* _Supplied text_:
►

In this handout we cover how to factor polynomials—in particular, we give a polynomial time algorithm for factoring polynomials whose coefficients are in a finite field. That is, given an $\renewcommand{\F}{\mathbb{F}}f\in\F_q[x]$, write it as the decomposition

\begin{equation*} f = f_1\cdot f_2\dotsb f_n \end{equation*}

where $f_1$, $\dotsc$, $f_n$ are irreducible polynomials. An *irreducible* polynomial is one that cannot be written as a nontrivial product, i.e., $f$ is irreducible exactly when $f=gh$ implies at least one of $g$ and $h$ are a constant polynomial. Because the coefficients are from a field, all of the leading coefficients of the polynomials $f_i$ are invertible. Thus, one can write the decomposition as

\begin{equation*} f = c f_1\cdot f_2\dotsb f_n \tag{$*$} \end{equation*}

where $c\in\F_q$ and all the $f_i$ are *monic* (have a leading coefficient of 1).
We consider the factorization problem as finding the decomposition ($*$) given $f$.
By dividing both sides by $c$ we also make the leading coefficient on the left-hand side also 1. Thus, without loss of generality we will assume that the $f$ to factor is monic.

Throughout this handout the reader can think of $\F_q$ as being $\renewcommand{\Z}{\mathbb{Z}}\Z_p$ (i.e., the field of residues modulo a prime $p$), as $\Z_p$ is the simplest kind of finite field. However, the algorithms we discuss will also work in general finite fields $\F_q$.

We will break the problem of factoring $f\in\F_q[x]$ into various special cases. One important special case is to handle the case when $f$ is *squarefree*, meaning that in the decomposition $f=\prod_i f_i$ all of the $f_i$ are distinct. That is, a polynomial is squarefree when it is not divisible by the square any polynomial (except constant polynomials). For example, $f=(x+1)^2$ is not squarefree and $f=(x+1)(x-1)$ is squarefree over any field $\Z_p$ with $p>2$.

◄

* _Work instructions_:
1. Reproduce word for word the part of the polynomial-factoring handout that begins at the words "We will break" and stops after "field $\Z_p$ with $p>2$.".
2. Carry on writing the polynomial-factoring handout from its last sentence.

* _Information supplied_:
►

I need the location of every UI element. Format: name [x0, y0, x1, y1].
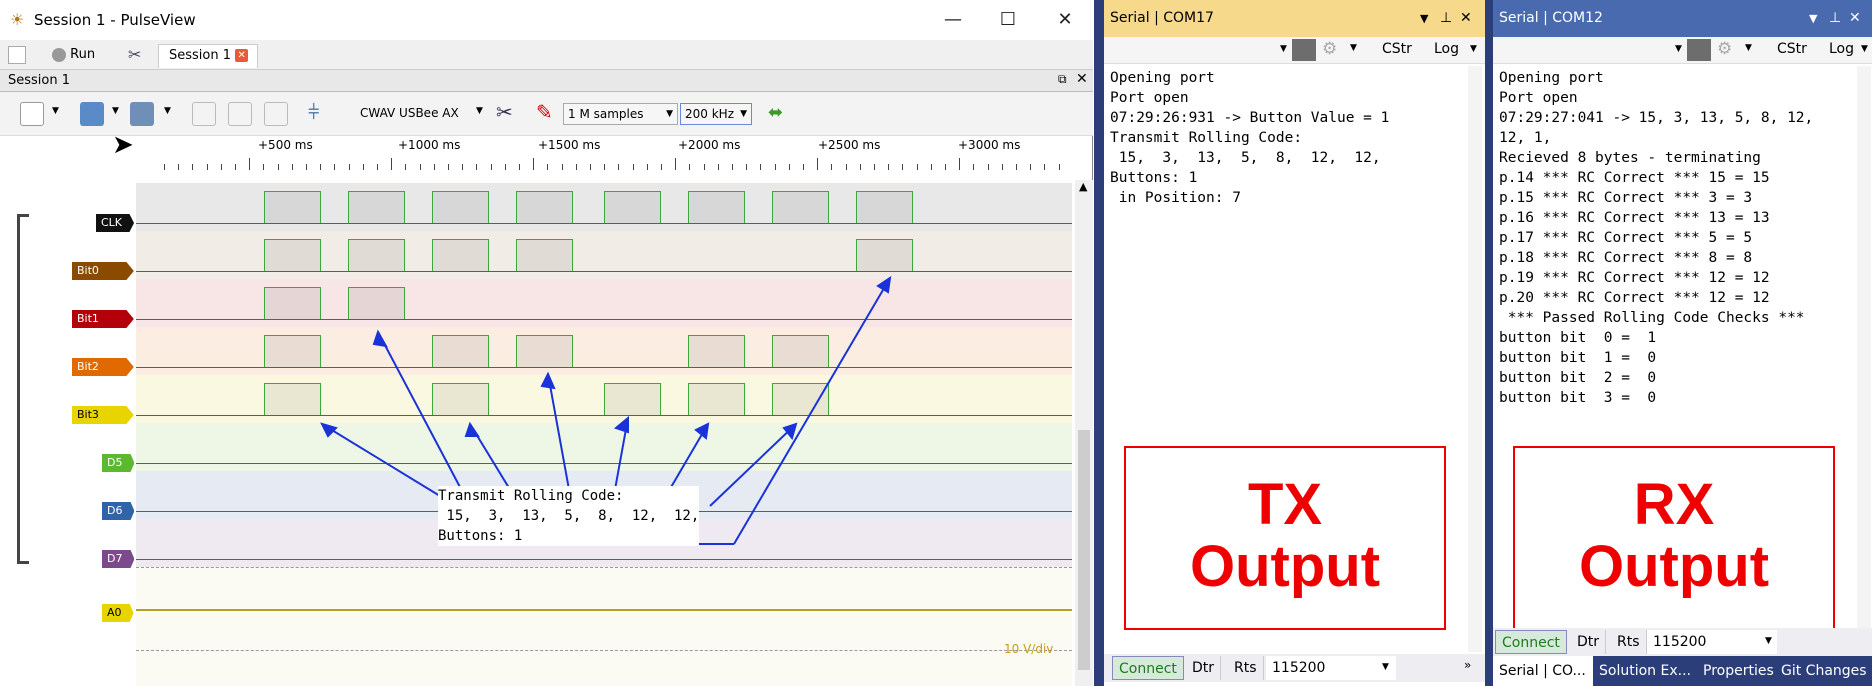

◄

* _Outputs for the tasks_:
1.
We will break the problem of factoring $f\in\F_q[x]$ into various special cases. One important special case is to handle the case when $f$ is *squarefree*, meaning that in the decomposition $f=\prod_i f_i$ all of the $f_i$ are distinct. That is, a polynomial is squarefree when it is not divisible by the square any polynomial (except constant polynomials). For example, $f=(x+1)^2$ is not squarefree and $f=(x+1)(x-1)$ is squarefree over any field $\Z_p$ with $p>2$.

2.
A second special case of the factoring problem is to $f$ into *distinct-degree factors*, i.e., write $f$ as
$f = g_1\dotsb g_n$ where $g_i$ is the product of all irreducible factors of degree $i$. For example, if $f=(x+1)^2(x-1)(x^2+3)(x^3+x+1)\in\F_5[x]$ then $g_1=(x+1)^2(x-1)$, $g_2=x^2+3$, $g_3=x^3+x+1$, and $g_4=\dotsb=g_8=1$.

The third special case is to factor the $g_i$ that appear in the distinct-degree factorization. That is, given a $g_i\in\F_q[x]$ of degree $d$ whose irreducible factors are all guaranteed to be of a known degree $i$ (and hence there must be $d/i$ of them), find all $d/i$ irreducible factors $g_i=h_1\dotsm h_{d/i}$. For example, given $g_1=x^3+x^2-x-1\in\F_5[x]$ (which is a product of only linear factors), find its decomposition into linear factors $g_1=(x+1)^2(x-1)$.

First, we consider the problem of taking a squarefree monic $f\in\F_q[x]$ of degree $n$ and writing it as the product $g_1\dotsm g_n$ where $g_i$ is the product of the irreducible polynomials of degree $i$ dividing $f$. Our algorithm for doing this will be based on a generalization of Fermat's little theorem in $\F_q[x]$.

Recall Fermat's little theorem says if $p$ is prime then $a^p\equiv a\pmod{p}$, i.e., all $a\in\Z_p$ are roots of the polynomial $x^p-x\in\Z_p[x]$. In fact, over general finite fields $\F_q$ one still has that all $a\in\F_q$ are roots of $x^q-x$. Thus, Fermat's little theorem can equivalently be written as

\begin{equation*} x^q-x=\prod_{a\in\F_q}(x-a). \end{equation*}

Thus, given $f$ one can compute $g_1$, the product of all linear factors of $f$, via $g_1:=\gcd(f,x^q-x)$.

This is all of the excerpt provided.